§ **Exercise directions**: Give only the number of lines that hold the word "grid".

Figure record extracts

□ □ □ □ □

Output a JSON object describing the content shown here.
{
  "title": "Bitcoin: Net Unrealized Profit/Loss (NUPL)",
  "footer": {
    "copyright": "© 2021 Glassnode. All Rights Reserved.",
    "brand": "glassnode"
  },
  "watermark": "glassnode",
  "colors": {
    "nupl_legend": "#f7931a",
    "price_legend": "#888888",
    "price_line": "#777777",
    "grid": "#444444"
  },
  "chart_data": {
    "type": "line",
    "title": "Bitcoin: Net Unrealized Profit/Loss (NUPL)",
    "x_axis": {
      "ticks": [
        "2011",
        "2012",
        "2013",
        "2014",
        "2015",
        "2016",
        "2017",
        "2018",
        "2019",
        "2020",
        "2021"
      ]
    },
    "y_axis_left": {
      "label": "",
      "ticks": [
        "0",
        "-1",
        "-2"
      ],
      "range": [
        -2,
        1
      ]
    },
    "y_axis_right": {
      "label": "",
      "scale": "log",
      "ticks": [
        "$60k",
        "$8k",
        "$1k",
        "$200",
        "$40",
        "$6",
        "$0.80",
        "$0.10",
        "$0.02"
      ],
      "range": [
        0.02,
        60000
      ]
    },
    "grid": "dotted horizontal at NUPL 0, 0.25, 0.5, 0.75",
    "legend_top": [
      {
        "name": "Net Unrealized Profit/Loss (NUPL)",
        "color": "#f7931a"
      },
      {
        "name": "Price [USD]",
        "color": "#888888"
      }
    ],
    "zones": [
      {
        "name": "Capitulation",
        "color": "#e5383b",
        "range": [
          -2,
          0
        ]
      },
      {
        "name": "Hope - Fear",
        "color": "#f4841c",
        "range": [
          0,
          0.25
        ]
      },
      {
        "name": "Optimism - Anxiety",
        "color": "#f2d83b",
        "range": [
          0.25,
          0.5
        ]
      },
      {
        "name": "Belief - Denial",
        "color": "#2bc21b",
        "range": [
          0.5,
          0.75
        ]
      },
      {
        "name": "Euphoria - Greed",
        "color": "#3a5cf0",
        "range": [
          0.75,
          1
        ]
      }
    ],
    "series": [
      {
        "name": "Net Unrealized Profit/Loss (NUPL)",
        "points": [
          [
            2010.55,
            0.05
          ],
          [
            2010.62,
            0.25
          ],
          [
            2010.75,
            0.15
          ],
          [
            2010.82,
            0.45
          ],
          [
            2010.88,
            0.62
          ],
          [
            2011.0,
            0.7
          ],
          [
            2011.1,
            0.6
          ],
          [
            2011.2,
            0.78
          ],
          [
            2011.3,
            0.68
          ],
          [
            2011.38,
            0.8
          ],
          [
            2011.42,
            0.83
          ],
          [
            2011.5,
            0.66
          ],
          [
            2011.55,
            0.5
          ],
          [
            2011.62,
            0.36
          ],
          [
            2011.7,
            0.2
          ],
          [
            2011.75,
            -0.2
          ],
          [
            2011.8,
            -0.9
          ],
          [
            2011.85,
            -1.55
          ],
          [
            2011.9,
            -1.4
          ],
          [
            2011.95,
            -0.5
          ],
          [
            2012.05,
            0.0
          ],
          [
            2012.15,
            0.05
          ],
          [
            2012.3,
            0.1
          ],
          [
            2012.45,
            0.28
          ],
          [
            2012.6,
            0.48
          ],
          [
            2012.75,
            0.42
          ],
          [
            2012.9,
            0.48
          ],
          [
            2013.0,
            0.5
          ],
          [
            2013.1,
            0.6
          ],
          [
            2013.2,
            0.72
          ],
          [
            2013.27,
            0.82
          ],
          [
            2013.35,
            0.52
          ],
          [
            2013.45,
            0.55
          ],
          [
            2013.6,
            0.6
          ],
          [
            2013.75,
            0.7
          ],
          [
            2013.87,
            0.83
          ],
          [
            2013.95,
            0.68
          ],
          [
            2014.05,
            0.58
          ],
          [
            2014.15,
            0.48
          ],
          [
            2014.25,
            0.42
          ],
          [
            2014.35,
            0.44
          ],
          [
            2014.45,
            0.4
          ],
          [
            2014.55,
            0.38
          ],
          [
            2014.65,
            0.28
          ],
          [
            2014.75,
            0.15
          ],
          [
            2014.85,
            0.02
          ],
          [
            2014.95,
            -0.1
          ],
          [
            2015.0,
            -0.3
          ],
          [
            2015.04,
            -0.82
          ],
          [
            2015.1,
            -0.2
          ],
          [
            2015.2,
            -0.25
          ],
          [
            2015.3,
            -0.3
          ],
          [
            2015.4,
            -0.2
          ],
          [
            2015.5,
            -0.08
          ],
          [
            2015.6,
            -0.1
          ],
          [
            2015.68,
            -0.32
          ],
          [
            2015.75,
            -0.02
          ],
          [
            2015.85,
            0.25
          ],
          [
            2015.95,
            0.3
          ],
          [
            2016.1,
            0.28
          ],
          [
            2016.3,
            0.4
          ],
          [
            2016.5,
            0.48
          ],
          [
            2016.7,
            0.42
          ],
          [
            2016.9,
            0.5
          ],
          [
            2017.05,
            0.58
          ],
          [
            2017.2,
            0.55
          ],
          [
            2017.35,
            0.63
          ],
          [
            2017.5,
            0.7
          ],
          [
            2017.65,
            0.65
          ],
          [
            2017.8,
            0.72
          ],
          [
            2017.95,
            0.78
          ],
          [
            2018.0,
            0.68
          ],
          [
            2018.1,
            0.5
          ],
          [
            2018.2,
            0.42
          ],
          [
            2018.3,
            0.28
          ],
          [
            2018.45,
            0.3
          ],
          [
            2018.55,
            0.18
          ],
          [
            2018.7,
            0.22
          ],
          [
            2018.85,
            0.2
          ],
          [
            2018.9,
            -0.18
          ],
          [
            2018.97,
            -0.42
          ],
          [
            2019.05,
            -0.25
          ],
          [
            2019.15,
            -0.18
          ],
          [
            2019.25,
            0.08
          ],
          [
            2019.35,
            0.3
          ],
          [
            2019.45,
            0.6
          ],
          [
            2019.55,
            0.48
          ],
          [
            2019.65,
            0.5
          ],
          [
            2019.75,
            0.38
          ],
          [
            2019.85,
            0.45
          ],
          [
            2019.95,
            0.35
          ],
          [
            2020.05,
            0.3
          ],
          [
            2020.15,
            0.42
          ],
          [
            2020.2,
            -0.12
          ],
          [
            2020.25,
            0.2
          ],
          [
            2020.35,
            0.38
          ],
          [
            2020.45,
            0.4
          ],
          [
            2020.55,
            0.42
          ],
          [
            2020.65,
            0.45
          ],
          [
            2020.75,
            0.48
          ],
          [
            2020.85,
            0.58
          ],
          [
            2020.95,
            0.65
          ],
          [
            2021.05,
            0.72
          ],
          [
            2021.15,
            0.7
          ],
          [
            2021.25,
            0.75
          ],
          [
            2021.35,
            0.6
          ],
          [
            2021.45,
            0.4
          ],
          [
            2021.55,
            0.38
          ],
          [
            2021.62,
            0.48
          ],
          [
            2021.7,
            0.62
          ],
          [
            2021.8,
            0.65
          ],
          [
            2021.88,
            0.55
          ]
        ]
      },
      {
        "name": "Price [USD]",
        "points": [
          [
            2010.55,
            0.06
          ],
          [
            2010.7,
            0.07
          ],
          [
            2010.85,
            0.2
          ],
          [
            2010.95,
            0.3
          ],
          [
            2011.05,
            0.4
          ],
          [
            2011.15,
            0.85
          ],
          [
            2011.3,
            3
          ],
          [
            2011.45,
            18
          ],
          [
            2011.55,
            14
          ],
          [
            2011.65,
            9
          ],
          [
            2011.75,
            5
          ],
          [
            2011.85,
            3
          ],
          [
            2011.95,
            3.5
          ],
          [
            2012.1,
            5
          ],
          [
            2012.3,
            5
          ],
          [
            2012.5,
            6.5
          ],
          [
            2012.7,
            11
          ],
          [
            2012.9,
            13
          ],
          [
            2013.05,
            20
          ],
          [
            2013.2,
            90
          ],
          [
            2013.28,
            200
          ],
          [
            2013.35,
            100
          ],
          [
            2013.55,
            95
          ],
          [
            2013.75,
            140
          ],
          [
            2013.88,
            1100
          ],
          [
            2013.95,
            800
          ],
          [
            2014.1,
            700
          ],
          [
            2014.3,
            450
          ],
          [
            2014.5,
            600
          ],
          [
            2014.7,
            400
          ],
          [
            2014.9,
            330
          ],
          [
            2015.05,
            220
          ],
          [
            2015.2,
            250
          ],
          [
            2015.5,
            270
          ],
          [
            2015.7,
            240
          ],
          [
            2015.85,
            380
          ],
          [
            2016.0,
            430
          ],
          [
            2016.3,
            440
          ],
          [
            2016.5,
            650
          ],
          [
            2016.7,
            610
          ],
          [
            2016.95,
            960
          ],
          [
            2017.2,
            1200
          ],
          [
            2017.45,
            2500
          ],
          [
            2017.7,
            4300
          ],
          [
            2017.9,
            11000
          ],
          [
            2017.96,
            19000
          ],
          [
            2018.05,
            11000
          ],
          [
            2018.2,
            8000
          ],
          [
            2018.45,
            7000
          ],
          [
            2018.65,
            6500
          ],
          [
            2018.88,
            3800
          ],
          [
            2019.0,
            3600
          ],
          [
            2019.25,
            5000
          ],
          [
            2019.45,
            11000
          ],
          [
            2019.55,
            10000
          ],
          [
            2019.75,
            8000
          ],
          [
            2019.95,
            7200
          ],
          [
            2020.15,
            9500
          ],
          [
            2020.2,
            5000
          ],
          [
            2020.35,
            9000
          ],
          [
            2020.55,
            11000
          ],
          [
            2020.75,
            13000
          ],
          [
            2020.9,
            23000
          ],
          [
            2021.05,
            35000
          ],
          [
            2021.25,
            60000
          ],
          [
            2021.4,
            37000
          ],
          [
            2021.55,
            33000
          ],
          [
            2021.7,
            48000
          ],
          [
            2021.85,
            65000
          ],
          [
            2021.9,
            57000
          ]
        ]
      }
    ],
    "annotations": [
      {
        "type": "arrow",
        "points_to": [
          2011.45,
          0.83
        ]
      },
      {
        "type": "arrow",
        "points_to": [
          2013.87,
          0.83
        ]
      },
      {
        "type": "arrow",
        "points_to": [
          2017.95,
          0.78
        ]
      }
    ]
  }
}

□ □ □ □ □

§ **Result of this task**: 2